_What the task requires:_ Each line of the material must be returned exactly.
- - -
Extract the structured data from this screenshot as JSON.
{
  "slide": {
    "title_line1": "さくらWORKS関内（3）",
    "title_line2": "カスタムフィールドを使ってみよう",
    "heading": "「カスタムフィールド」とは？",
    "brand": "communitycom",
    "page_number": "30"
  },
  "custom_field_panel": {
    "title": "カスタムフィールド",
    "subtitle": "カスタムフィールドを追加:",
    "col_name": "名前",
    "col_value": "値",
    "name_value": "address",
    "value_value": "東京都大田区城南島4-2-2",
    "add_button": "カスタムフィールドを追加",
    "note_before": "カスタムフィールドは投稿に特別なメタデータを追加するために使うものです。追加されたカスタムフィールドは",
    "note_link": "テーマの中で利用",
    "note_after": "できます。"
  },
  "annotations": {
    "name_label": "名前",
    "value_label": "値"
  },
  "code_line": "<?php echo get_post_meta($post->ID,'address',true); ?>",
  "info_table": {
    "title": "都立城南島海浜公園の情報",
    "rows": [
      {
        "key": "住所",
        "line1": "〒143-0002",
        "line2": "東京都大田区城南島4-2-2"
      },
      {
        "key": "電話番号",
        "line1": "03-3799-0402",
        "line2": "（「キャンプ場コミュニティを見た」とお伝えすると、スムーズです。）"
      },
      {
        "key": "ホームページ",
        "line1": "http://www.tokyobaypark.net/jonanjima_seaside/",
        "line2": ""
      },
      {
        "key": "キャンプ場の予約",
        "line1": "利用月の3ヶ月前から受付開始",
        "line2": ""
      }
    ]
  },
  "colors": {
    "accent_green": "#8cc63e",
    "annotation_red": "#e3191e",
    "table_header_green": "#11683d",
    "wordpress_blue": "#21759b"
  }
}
- - -
_Worked answer:_
Extract the structured data from this screenshot as JSON.
{
  "slide": {
    "title_line1": "さくらWORKS関内（3）",
    "title_line2": "カスタムフィールドを使ってみよう",
    "heading": "「カスタムフィールド」とは？",
    "brand": "communitycom",
    "page_number": "30"
  },
  "custom_field_panel": {
    "title": "カスタムフィールド",
    "subtitle": "カスタムフィールドを追加:",
    "col_name": "名前",
    "col_value": "値",
    "name_value": "address",
    "value_value": "東京都大田区城南島4-2-2",
    "add_button": "カスタムフィールドを追加",
    "note_before": "カスタムフィールドは投稿に特別なメタデータを追加するために使うものです。追加されたカスタムフィールドは",
    "note_link": "テーマの中で利用",
    "note_after": "できます。"
  },
  "annotations": {
    "name_label": "名前",
    "value_label": "値"
  },
  "code_line": "<?php echo get_post_meta($post->ID,'address',true); ?>",
  "info_table": {
    "title": "都立城南島海浜公園の情報",
    "rows": [
      {
        "key": "住所",
        "line1": "〒143-0002",
        "line2": "東京都大田区城南島4-2-2"
      },
      {
        "key": "電話番号",
        "line1": "03-3799-0402",
        "line2": "（「キャンプ場コミュニティを見た」とお伝えすると、スムーズです。）"
      },
      {
        "key": "ホームページ",
        "line1": "http://www.tokyobaypark.net/jonanjima_seaside/",
        "line2": ""
      },
      {
        "key": "キャンプ場の予約",
        "line1": "利用月の3ヶ月前から受付開始",
        "line2": ""
      }
    ]
  },
  "colors": {
    "accent_green": "#8cc63e",
    "annotation_red": "#e3191e",
    "table_header_green": "#11683d",
    "wordpress_blue": "#21759b"
  }
}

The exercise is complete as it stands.